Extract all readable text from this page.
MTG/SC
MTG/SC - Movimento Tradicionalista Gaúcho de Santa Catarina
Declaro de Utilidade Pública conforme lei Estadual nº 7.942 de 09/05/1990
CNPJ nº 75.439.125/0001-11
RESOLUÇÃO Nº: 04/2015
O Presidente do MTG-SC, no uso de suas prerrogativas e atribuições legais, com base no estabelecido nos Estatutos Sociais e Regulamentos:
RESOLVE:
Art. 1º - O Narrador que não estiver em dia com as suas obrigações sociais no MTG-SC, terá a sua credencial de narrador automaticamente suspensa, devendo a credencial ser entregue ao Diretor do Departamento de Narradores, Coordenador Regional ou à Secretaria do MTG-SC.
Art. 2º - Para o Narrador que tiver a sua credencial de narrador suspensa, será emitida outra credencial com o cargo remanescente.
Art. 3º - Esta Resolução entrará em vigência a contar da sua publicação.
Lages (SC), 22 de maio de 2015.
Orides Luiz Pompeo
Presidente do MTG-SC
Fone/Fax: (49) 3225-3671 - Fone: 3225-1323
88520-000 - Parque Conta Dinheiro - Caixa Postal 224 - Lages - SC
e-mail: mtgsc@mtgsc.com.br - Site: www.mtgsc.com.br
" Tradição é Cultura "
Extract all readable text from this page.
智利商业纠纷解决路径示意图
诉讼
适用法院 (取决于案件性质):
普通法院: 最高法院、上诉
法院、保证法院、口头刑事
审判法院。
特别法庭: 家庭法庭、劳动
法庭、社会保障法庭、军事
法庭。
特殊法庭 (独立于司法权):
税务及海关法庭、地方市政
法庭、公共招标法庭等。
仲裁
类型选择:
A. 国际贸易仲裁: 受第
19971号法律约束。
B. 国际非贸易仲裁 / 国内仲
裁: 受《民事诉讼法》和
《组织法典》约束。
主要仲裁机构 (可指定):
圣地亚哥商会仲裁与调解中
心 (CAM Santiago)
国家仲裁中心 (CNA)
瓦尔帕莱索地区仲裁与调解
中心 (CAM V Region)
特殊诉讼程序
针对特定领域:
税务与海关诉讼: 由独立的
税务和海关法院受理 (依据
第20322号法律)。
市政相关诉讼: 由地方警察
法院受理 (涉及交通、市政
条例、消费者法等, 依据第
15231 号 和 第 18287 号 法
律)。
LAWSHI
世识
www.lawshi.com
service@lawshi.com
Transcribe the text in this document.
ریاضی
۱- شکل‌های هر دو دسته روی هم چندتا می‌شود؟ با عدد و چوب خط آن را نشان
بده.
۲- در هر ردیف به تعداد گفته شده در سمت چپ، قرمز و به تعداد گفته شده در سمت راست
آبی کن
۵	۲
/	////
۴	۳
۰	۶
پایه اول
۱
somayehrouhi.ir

|---|

**EXERCISE REQUIREMENTS**
Return all lines of the material above in which the word "narrador" occurs.

**EXPECTED OUTPUT**
Art. 1º - O Narrador que não estiver em dia com as suas obrigações sociais no MTG-SC, terá a sua credencial de narrador automaticamente suspensa, devendo a credencial ser entregue ao Diretor do Departamento de Narradores, Coordenador Regional ou à Secretaria do MTG-SC.
Art. 2º - Para o Narrador que tiver a sua credencial de narrador suspensa, será emitida outra credencial com o cargo remanescente.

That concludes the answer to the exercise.